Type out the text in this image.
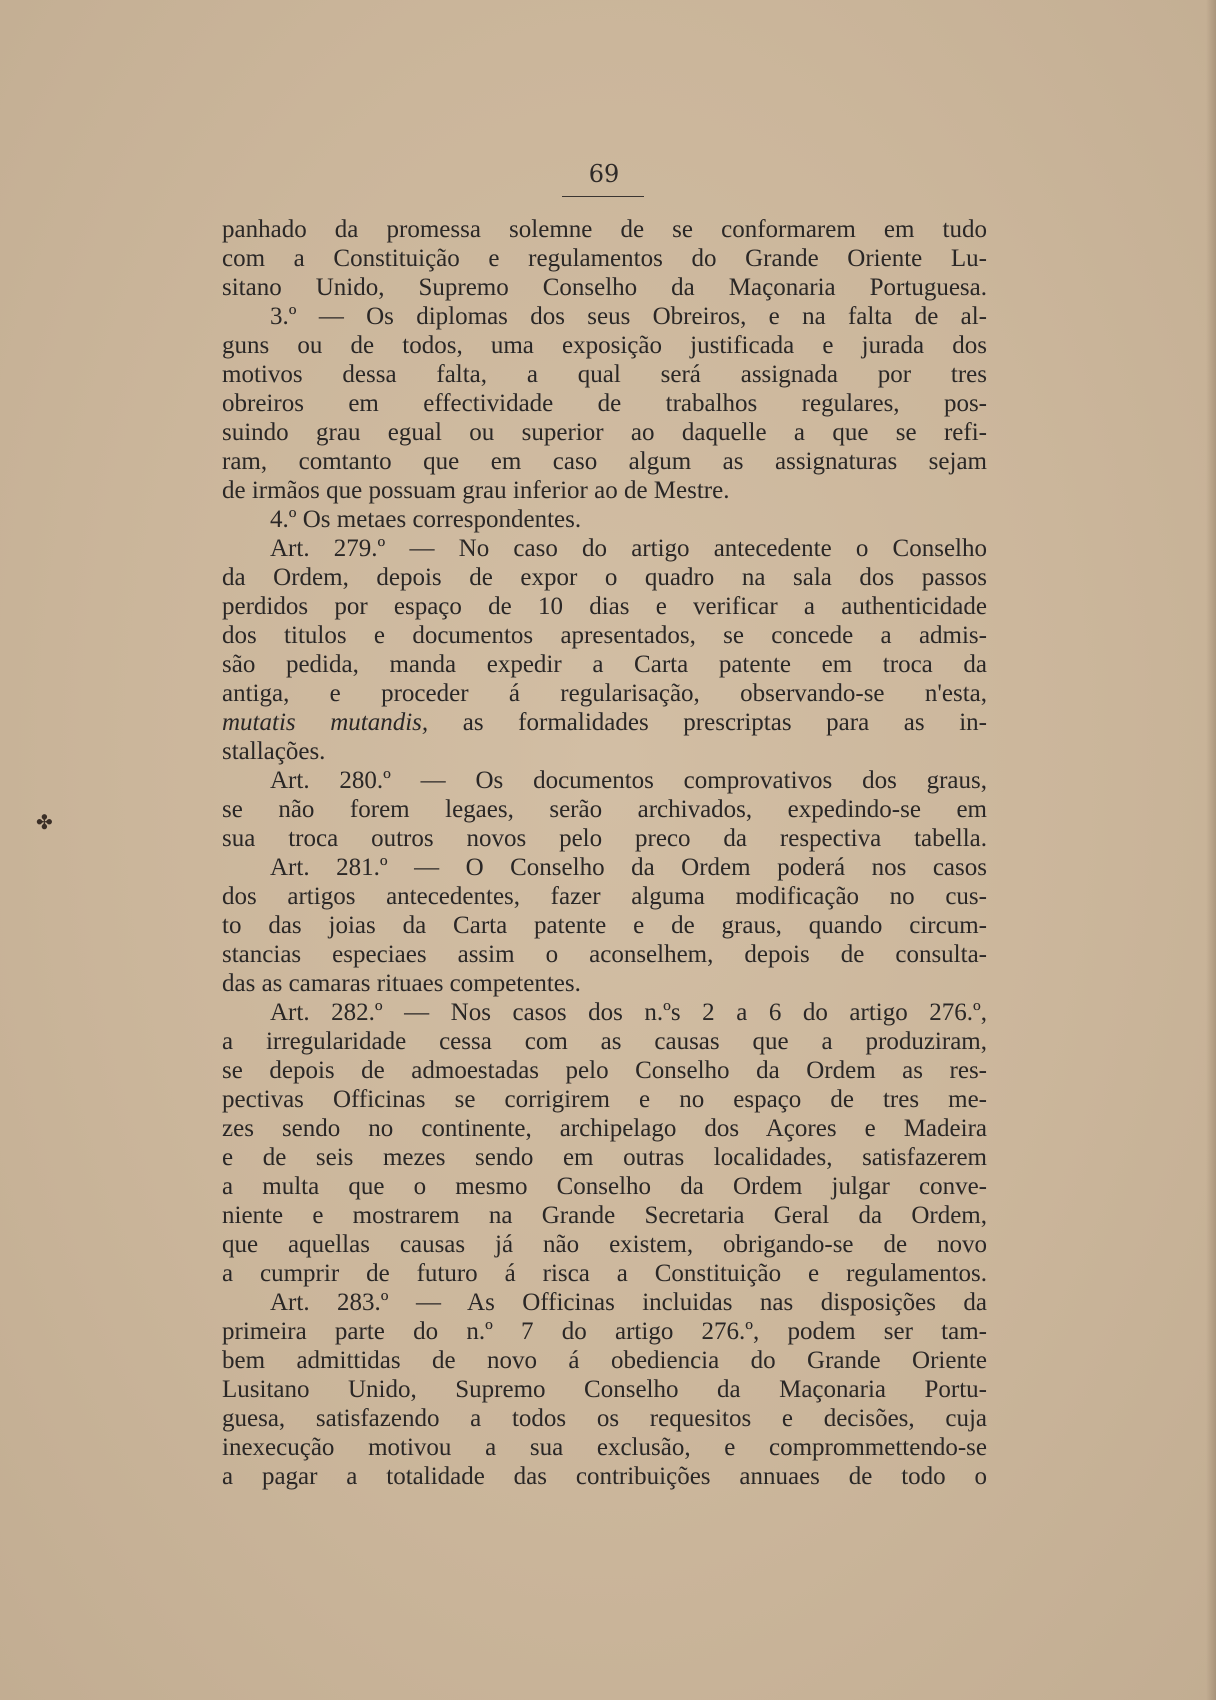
69
✤
panhado da promessa solemne de se conformarem em tudo
com a Constituição e regulamentos do Grande Oriente Lu-
sitano Unido, Supremo Conselho da Maçonaria Portuguesa.
3.º — Os diplomas dos seus Obreiros, e na falta de al-
guns ou de todos, uma exposição justificada e jurada dos
motivos dessa falta, a qual será assignada por tres
obreiros em effectividade de trabalhos regulares, pos-
suindo grau egual ou superior ao daquelle a que se refi-
ram, comtanto que em caso algum as assignaturas sejam
de irmãos que possuam grau inferior ao de Mestre.
4.º Os metaes correspondentes.
Art. 279.º — No caso do artigo antecedente o Conselho
da Ordem, depois de expor o quadro na sala dos passos
perdidos por espaço de 10 dias e verificar a authenticidade
dos titulos e documentos apresentados, se concede a admis-
são pedida, manda expedir a Carta patente em troca da
antiga, e proceder á regularisação, observando-se n'esta,
mutatis mutandis, as formalidades prescriptas para as in-
stallações.
Art. 280.º — Os documentos comprovativos dos graus,
se não forem legaes, serão archivados, expedindo-se em
sua troca outros novos pelo preco da respectiva tabella.
Art. 281.º — O Conselho da Ordem poderá nos casos
dos artigos antecedentes, fazer alguma modificação no cus-
to das joias da Carta patente e de graus, quando circum-
stancias especiaes assim o aconselhem, depois de consulta-
das as camaras rituaes competentes.
Art. 282.º — Nos casos dos n.ºs 2 a 6 do artigo 276.º,
a irregularidade cessa com as causas que a produziram,
se depois de admoestadas pelo Conselho da Ordem as res-
pectivas Officinas se corrigirem e no espaço de tres me-
zes sendo no continente, archipelago dos Açores e Madeira
e de seis mezes sendo em outras localidades, satisfazerem
a multa que o mesmo Conselho da Ordem julgar conve-
niente e mostrarem na Grande Secretaria Geral da Ordem,
que aquellas causas já não existem, obrigando-se de novo
a cumprir de futuro á risca a Constituição e regulamentos.
Art. 283.º — As Officinas incluidas nas disposições da
primeira parte do n.º 7 do artigo 276.º, podem ser tam-
bem admittidas de novo á obediencia do Grande Oriente
Lusitano Unido, Supremo Conselho da Maçonaria Portu-
guesa, satisfazendo a todos os requesitos e decisões, cuja
inexecução motivou a sua exclusão, e comprommettendo-se
a pagar a totalidade das contribuições annuaes de todo o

• [STATED PROBLEM]: Extract all lines containing the word "Oriente".

• [FINAL RESULT]:
com a Constituição e regulamentos do Grande Oriente Lu-
bem admittidas de novo á obediencia do Grande Oriente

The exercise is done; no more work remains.